[start of Supplied material]

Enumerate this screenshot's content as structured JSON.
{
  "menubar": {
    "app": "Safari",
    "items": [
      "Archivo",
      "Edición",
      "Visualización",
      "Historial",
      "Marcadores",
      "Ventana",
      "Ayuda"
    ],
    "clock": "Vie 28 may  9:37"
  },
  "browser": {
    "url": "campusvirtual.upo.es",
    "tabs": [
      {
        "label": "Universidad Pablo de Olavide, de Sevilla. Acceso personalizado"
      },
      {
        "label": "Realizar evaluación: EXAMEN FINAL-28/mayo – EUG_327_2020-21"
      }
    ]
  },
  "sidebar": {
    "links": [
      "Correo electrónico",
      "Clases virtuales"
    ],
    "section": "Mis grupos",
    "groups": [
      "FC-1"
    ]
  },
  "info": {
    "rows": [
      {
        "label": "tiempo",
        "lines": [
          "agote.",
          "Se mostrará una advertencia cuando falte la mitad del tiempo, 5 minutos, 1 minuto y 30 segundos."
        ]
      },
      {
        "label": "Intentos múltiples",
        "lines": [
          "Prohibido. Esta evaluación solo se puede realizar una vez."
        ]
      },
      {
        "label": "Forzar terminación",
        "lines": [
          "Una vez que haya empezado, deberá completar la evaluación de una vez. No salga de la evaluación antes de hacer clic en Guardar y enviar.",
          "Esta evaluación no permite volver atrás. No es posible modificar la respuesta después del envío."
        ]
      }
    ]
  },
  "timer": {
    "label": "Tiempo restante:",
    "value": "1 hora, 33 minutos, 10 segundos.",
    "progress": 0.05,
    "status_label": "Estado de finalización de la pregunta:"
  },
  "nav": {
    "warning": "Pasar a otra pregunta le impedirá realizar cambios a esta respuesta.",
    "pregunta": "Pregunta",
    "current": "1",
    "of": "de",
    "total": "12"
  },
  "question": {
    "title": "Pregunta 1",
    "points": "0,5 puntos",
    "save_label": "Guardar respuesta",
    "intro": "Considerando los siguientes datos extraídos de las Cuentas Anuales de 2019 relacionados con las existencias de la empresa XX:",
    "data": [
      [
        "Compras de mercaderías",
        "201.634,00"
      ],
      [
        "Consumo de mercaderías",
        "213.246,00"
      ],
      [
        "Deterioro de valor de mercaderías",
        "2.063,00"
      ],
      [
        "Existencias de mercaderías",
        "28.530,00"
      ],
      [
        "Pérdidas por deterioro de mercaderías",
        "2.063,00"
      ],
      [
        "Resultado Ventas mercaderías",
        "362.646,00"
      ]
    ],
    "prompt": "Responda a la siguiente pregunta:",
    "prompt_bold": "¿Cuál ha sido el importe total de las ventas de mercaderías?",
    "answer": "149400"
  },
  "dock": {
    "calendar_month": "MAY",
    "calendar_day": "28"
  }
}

[end of Supplied material]

_Exercise details_.
Repeat every record exactly as written, please.

_Output of the exercise_.
Enumerate this screenshot's content as structured JSON.
{
  "menubar": {
    "app": "Safari",
    "items": [
      "Archivo",
      "Edición",
      "Visualización",
      "Historial",
      "Marcadores",
      "Ventana",
      "Ayuda"
    ],
    "clock": "Vie 28 may  9:37"
  },
  "browser": {
    "url": "campusvirtual.upo.es",
    "tabs": [
      {
        "label": "Universidad Pablo de Olavide, de Sevilla. Acceso personalizado"
      },
      {
        "label": "Realizar evaluación: EXAMEN FINAL-28/mayo – EUG_327_2020-21"
      }
    ]
  },
  "sidebar": {
    "links": [
      "Correo electrónico",
      "Clases virtuales"
    ],
    "section": "Mis grupos",
    "groups": [
      "FC-1"
    ]
  },
  "info": {
    "rows": [
      {
        "label": "tiempo",
        "lines": [
          "agote.",
          "Se mostrará una advertencia cuando falte la mitad del tiempo, 5 minutos, 1 minuto y 30 segundos."
        ]
      },
      {
        "label": "Intentos múltiples",
        "lines": [
          "Prohibido. Esta evaluación solo se puede realizar una vez."
        ]
      },
      {
        "label": "Forzar terminación",
        "lines": [
          "Una vez que haya empezado, deberá completar la evaluación de una vez. No salga de la evaluación antes de hacer clic en Guardar y enviar.",
          "Esta evaluación no permite volver atrás. No es posible modificar la respuesta después del envío."
        ]
      }
    ]
  },
  "timer": {
    "label": "Tiempo restante:",
    "value": "1 hora, 33 minutos, 10 segundos.",
    "progress": 0.05,
    "status_label": "Estado de finalización de la pregunta:"
  },
  "nav": {
    "warning": "Pasar a otra pregunta le impedirá realizar cambios a esta respuesta.",
    "pregunta": "Pregunta",
    "current": "1",
    "of": "de",
    "total": "12"
  },
  "question": {
    "title": "Pregunta 1",
    "points": "0,5 puntos",
    "save_label": "Guardar respuesta",
    "intro": "Considerando los siguientes datos extraídos de las Cuentas Anuales de 2019 relacionados con las existencias de la empresa XX:",
    "data": [
      [
        "Compras de mercaderías",
        "201.634,00"
      ],
      [
        "Consumo de mercaderías",
        "213.246,00"
      ],
      [
        "Deterioro de valor de mercaderías",
        "2.063,00"
      ],
      [
        "Existencias de mercaderías",
        "28.530,00"
      ],
      [
        "Pérdidas por deterioro de mercaderías",
        "2.063,00"
      ],
      [
        "Resultado Ventas mercaderías",
        "362.646,00"
      ]
    ],
    "prompt": "Responda a la siguiente pregunta:",
    "prompt_bold": "¿Cuál ha sido el importe total de las ventas de mercaderías?",
    "answer": "149400"
  },
  "dock": {
    "calendar_month": "MAY",
    "calendar_day": "28"
  }
}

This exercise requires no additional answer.